- _Passage provided_:
########

Adjusted for covariates in model 2 plus smoking, daily physical activity, and exercise level.

d

In cohort 2, analyses additionally adjusted for the amount of alcohol intake and frequency of alcohol intake.

Figure 2. Association of Beverage-Specific Alcohol Consumption and Changes in Lipid Concentration.

Figure 2.

Association of specific alcoholic beverages with changes in lipid concentrations. Results are shown from the fully adjusted model (Model 3). LDL indicates low-density lipoprotein; HDL, high-density lipoprotein. To convert cholesterol to millimoles per liter, multiply by 0.0259.

When alcohol intake changes were categorized, the adjusted mean changes in LDL-C levels with alcohol initiation were −0.85 mg/dL (95% CI, −1.18 to −0.52 mg/dL) in participants initiating fewer than 1.5 alcohol drinks/d, −4.40 mg/dL (95% CI, −5.52 to −3.29 mg/dL) with 1.5 to 3.0 drinks/d, and −7.44 mg/dL (95% CI, −9.29 to −5.60 mg/dL) with 3.0 or more drinks/d compared with noninitiators. Similarly, initiation of alcohol consumption was associated with increased HDL-C levels (fewer than 1.5 alcohol drinks/d, 0.58 mg/dL [95% CI, 0.44 to 0.72 mg/dL]; 1.5 to 3.0 drinks/d, 2.49 mg/dL [95% CI, 2.02 to 2.96 mg/dL]; and 3.0 or more drinks/d, 6.12 mg/dL [95% CI, 5.34 to 6.90 mg/dL]) (Figure 3).

########

- _Data provided_:
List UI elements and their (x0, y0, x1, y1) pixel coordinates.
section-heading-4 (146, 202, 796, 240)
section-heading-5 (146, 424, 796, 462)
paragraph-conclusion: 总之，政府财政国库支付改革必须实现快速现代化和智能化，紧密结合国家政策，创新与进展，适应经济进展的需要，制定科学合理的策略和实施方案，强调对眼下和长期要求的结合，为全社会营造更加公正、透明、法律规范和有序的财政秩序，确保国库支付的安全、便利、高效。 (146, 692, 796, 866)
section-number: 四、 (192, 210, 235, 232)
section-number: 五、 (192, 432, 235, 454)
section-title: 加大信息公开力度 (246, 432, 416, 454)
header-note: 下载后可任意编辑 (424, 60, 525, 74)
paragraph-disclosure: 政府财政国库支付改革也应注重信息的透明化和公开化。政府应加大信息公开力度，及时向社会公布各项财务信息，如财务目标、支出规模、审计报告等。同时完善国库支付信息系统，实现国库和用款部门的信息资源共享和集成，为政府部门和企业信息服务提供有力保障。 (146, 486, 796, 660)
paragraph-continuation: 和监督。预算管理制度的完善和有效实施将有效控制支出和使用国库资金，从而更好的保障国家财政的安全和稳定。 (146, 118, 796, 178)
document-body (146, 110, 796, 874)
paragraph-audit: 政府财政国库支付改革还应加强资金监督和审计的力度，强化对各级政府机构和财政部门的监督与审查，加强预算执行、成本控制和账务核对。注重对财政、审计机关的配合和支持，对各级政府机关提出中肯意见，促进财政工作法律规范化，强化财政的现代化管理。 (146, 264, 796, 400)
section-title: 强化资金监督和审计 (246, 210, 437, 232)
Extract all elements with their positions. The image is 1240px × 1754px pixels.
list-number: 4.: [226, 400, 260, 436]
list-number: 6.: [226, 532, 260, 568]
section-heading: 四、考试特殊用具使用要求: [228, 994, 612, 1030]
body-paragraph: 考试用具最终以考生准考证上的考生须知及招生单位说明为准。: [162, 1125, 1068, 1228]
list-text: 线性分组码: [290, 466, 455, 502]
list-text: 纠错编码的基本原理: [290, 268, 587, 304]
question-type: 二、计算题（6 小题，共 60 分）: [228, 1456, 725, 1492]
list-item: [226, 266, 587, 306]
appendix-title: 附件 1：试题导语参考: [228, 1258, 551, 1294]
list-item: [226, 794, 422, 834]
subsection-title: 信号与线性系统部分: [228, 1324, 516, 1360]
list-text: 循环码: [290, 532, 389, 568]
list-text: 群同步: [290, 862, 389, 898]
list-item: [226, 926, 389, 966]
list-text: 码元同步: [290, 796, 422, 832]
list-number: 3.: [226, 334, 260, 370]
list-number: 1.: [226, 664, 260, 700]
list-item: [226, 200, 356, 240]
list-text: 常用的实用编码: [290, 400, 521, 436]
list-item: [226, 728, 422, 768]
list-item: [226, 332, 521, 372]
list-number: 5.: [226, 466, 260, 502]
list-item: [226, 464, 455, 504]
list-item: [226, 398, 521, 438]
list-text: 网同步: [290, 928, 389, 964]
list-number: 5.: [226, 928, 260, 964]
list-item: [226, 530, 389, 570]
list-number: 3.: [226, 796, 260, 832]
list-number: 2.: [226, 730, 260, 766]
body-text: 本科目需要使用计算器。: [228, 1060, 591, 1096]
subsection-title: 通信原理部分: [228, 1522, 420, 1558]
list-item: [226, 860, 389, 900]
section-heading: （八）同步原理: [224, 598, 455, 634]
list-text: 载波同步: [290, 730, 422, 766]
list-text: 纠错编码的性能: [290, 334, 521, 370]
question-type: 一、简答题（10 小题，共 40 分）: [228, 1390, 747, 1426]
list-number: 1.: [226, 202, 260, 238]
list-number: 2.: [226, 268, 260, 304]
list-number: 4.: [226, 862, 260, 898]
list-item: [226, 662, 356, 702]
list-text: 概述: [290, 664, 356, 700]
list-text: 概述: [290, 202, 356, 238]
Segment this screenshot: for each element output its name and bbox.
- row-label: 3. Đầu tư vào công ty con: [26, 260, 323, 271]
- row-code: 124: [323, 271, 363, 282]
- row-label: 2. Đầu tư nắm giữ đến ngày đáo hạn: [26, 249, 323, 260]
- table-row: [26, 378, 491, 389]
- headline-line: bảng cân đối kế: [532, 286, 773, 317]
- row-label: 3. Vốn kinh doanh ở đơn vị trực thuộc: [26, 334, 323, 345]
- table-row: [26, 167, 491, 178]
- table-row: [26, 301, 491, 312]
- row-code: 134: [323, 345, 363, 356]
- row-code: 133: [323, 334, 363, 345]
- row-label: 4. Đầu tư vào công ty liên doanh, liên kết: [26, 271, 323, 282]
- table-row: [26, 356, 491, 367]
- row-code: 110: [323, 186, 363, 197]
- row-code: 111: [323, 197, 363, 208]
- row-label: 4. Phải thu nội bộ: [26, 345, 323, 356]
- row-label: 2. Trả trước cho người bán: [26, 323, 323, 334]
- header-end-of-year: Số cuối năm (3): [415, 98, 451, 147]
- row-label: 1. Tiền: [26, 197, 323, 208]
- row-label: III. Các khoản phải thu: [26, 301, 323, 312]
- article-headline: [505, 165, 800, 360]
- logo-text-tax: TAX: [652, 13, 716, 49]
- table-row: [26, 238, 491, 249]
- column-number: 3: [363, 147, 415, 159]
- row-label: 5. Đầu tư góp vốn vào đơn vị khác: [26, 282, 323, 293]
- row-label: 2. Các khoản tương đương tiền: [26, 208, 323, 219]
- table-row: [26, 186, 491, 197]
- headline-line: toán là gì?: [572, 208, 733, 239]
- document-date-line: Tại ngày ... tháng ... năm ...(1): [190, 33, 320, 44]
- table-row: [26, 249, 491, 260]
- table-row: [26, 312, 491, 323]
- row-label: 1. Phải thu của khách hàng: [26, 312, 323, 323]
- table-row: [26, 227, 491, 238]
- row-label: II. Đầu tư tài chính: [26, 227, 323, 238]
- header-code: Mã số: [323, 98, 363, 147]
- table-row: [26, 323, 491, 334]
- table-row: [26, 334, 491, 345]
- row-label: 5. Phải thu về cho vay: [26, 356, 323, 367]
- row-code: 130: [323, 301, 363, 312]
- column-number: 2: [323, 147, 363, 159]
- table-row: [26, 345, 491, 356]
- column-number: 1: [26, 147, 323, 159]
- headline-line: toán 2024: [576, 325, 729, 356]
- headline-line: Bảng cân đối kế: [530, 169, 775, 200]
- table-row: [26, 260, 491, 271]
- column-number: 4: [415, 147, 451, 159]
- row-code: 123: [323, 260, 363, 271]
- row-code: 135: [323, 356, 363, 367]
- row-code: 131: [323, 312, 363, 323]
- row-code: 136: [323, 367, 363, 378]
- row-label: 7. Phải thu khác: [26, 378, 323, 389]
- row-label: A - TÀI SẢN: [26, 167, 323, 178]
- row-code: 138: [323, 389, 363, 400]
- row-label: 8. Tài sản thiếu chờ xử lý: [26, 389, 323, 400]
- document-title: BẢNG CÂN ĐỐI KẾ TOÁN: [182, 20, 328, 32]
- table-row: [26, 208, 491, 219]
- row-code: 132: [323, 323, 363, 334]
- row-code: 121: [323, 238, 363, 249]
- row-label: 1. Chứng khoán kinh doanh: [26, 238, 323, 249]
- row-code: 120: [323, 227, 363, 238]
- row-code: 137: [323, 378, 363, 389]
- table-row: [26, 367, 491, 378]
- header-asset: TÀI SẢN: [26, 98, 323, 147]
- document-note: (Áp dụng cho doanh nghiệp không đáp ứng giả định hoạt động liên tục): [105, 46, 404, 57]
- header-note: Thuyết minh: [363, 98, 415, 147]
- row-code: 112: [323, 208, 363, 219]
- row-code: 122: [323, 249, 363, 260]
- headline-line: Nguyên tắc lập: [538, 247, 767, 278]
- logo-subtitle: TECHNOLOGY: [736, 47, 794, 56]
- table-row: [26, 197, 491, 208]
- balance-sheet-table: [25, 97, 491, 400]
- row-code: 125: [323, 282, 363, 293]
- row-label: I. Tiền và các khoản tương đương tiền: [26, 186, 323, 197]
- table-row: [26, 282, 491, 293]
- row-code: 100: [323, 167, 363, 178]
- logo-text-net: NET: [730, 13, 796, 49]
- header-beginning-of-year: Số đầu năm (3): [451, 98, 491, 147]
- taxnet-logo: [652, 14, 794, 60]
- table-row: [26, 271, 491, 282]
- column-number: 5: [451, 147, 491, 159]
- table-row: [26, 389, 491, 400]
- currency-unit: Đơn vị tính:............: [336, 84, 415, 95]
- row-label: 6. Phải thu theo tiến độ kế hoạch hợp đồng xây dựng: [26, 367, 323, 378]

########

- _Exercise description_: Please repeat word for word the part of the passage on alcohol and cholesterol levels that opens with "Adjusted for covariates" and closes with "of alcohol intake.".

- _Result for this task_:
Adjusted for covariates in model 2 plus smoking, daily physical activity, and exercise level.

d

In cohort 2, analyses additionally adjusted for the amount of alcohol intake and frequency of alcohol intake.